** start of Dataset records **

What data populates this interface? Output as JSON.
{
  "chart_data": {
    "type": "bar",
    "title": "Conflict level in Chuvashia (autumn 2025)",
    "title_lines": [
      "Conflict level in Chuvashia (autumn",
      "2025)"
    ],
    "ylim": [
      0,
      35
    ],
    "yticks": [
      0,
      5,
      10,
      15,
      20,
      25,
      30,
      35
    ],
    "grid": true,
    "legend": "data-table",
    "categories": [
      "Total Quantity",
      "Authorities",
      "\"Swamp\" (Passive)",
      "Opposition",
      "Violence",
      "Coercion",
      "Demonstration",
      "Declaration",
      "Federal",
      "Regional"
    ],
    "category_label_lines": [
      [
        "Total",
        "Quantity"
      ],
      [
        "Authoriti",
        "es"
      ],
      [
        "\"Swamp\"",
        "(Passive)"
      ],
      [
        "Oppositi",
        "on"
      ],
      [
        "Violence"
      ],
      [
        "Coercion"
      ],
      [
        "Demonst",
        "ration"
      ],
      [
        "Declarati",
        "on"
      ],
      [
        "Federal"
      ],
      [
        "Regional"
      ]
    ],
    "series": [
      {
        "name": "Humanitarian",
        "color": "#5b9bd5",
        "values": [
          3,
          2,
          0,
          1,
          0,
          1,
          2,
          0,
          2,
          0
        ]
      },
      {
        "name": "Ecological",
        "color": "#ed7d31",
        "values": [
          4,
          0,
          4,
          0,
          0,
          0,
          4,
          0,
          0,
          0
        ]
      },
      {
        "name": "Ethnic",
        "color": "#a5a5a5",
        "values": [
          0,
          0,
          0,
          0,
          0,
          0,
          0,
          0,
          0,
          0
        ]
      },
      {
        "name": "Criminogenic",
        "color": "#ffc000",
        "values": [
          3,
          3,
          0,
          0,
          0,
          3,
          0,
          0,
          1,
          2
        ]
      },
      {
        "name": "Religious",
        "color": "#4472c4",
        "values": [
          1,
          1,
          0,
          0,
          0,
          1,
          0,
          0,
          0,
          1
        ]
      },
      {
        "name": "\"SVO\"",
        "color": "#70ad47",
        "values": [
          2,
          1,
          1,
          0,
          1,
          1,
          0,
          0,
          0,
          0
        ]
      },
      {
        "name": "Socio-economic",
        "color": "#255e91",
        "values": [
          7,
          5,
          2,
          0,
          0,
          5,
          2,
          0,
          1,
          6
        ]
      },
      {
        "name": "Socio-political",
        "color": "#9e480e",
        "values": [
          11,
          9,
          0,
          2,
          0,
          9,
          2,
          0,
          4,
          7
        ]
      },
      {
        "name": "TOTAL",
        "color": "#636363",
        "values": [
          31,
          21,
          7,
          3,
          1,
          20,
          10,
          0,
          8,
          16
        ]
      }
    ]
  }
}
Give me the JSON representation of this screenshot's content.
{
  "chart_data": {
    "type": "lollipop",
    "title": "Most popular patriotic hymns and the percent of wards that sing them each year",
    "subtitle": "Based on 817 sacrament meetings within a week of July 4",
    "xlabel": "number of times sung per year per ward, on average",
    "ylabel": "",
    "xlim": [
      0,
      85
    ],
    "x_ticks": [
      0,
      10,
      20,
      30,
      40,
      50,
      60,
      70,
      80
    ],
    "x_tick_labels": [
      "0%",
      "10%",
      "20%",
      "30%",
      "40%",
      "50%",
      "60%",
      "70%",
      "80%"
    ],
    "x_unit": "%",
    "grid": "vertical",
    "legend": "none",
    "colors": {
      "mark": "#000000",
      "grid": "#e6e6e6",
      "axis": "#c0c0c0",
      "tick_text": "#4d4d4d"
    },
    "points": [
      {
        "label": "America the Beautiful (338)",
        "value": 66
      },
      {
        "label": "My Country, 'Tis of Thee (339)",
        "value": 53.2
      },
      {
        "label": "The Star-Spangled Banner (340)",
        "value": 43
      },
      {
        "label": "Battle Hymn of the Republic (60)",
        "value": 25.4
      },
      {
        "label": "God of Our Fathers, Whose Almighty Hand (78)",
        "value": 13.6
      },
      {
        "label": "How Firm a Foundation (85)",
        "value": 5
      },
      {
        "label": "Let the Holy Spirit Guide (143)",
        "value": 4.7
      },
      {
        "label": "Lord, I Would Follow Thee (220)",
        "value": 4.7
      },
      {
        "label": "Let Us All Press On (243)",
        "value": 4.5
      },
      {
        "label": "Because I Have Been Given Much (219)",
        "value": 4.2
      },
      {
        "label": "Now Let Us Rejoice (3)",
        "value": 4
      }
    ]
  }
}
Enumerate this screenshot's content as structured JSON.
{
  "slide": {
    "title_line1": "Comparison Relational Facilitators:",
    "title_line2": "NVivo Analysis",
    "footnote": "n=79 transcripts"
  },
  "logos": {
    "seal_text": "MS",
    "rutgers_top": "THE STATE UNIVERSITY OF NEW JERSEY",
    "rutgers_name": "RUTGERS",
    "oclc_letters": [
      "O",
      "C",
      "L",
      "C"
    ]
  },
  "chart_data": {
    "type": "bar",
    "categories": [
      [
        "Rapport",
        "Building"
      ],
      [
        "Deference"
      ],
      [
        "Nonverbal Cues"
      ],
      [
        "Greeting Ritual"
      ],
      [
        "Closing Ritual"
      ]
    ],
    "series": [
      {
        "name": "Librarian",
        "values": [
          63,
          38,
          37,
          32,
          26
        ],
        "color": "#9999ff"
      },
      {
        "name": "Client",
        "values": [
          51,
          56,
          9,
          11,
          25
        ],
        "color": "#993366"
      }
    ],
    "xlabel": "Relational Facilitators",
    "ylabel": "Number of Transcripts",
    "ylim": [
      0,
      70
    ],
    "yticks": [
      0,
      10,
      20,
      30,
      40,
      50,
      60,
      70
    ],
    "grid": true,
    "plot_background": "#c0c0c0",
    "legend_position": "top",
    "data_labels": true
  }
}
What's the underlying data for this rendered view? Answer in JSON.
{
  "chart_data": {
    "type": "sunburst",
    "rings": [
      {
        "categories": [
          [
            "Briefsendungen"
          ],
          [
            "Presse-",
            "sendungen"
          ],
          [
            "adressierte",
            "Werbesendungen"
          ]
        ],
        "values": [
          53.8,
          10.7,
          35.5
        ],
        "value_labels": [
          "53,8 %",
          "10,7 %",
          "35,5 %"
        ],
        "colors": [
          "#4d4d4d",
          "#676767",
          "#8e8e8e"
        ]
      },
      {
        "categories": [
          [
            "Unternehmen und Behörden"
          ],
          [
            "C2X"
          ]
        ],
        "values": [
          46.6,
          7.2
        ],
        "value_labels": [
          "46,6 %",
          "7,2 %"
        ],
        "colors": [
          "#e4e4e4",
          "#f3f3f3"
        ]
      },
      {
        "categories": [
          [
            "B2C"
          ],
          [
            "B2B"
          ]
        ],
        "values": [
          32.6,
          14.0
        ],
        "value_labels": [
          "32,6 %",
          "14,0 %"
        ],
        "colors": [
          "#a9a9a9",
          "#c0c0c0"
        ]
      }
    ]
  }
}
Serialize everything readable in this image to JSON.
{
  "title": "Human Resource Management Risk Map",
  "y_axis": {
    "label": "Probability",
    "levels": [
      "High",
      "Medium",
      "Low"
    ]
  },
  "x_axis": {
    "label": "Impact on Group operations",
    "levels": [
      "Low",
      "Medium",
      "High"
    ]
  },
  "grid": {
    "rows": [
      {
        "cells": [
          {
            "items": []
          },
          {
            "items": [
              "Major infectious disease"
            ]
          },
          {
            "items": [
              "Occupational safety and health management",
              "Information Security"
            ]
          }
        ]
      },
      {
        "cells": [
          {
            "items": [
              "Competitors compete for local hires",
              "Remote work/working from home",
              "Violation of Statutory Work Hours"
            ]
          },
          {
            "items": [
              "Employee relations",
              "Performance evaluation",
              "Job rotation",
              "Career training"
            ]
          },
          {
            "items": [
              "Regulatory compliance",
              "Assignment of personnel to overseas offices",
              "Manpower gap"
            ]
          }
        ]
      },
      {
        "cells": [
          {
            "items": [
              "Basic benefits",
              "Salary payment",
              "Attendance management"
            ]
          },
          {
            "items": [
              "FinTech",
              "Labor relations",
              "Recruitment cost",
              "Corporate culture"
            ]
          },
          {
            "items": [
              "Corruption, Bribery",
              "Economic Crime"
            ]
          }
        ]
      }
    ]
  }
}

** end of Dataset records **

* **Requirements**: Filter the records above for lines containing the word "content", and copy those lines.

* **Result**:
Give me the JSON representation of this screenshot's content.
Enumerate this screenshot's content as structured JSON.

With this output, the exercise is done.